An exact copy of the records is required, minus the pictures they hold.

Start Entries provided

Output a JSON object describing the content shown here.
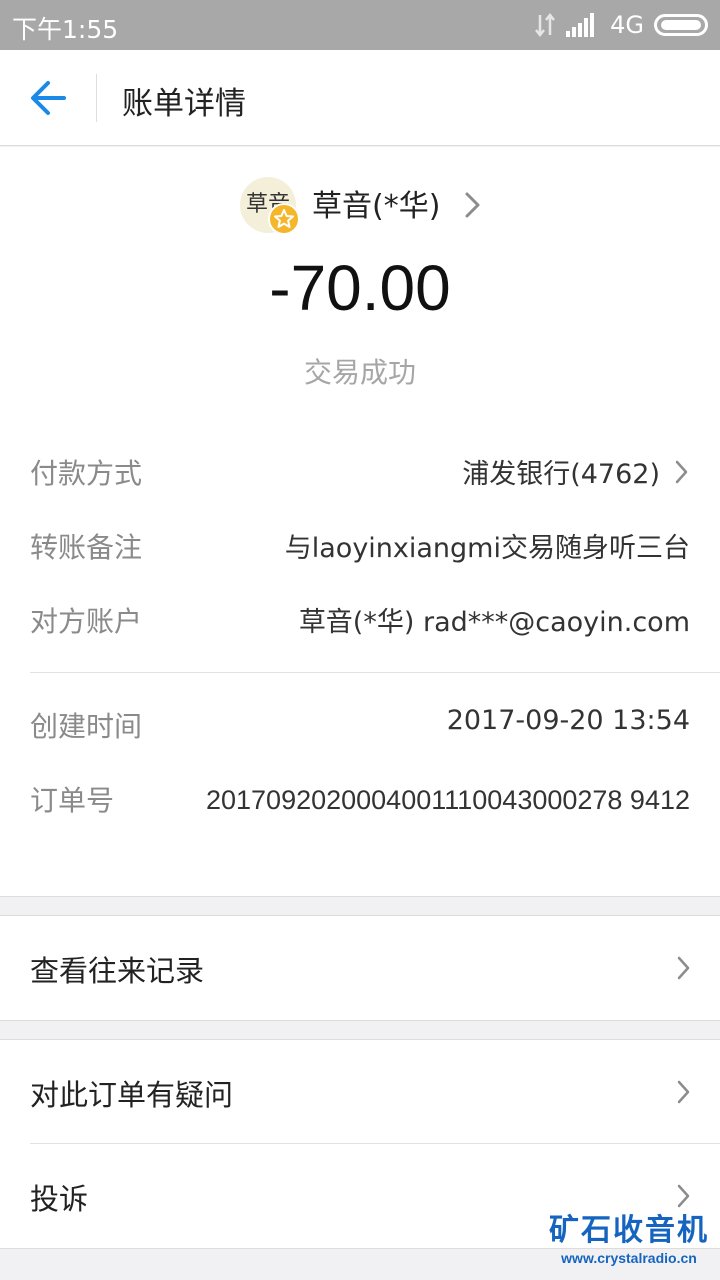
{
  "status_bar": {
    "time": "下午1:55",
    "network": "4G",
    "icons": [
      "data-transfer-icon",
      "signal-icon",
      "battery-icon"
    ]
  },
  "header": {
    "title": "账单详情",
    "back_icon": "back-arrow-icon",
    "accent_color": "#1a8ae6"
  },
  "merchant": {
    "avatar_text": "草音",
    "name": "草音(*华)",
    "badge_icon": "star-badge-icon",
    "badge_color": "#f5b62a"
  },
  "transaction": {
    "amount": "-70.00",
    "status": "交易成功"
  },
  "details": [
    {
      "label": "付款方式",
      "value": "浦发银行(4762)"
    },
    {
      "label": "转账备注",
      "value": "与laoyinxiangmi交易随身听三台"
    },
    {
      "label": "对方账户",
      "value": "草音(*华) rad***@caoyin.com"
    },
    {
      "label": "创建时间",
      "value": "2017-09-20 13:54"
    },
    {
      "label": "订单号",
      "value": "2017092020004001110043000278 9412"
    }
  ],
  "actions": [
    {
      "label": "查看往来记录"
    },
    {
      "label": "对此订单有疑问"
    },
    {
      "label": "投诉"
    }
  ],
  "watermark": {
    "brand": "矿石收音机",
    "url": "www.crystalradio.cn"
  }
}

End Entries provided

### [Response to the task]
Output a JSON object describing the content shown here.
{
  "status_bar": {
    "time": "下午1:55",
    "network": "4G",
    "icons": [
      "data-transfer-icon",
      "signal-icon",
      "battery-icon"
    ]
  },
  "header": {
    "title": "账单详情",
    "back_icon": "back-arrow-icon",
    "accent_color": "#1a8ae6"
  },
  "merchant": {
    "avatar_text": "草音",
    "name": "草音(*华)",
    "badge_icon": "star-badge-icon",
    "badge_color": "#f5b62a"
  },
  "transaction": {
    "amount": "-70.00",
    "status": "交易成功"
  },
  "details": [
    {
      "label": "付款方式",
      "value": "浦发银行(4762)"
    },
    {
      "label": "转账备注",
      "value": "与laoyinxiangmi交易随身听三台"
    },
    {
      "label": "对方账户",
      "value": "草音(*华) rad***@caoyin.com"
    },
    {
      "label": "创建时间",
      "value": "2017-09-20 13:54"
    },
    {
      "label": "订单号",
      "value": "2017092020004001110043000278 9412"
    }
  ],
  "actions": [
    {
      "label": "查看往来记录"
    },
    {
      "label": "对此订单有疑问"
    },
    {
      "label": "投诉"
    }
  ],
  "watermark": {
    "brand": "矿石收音机",
    "url": "www.crystalradio.cn"
  }
}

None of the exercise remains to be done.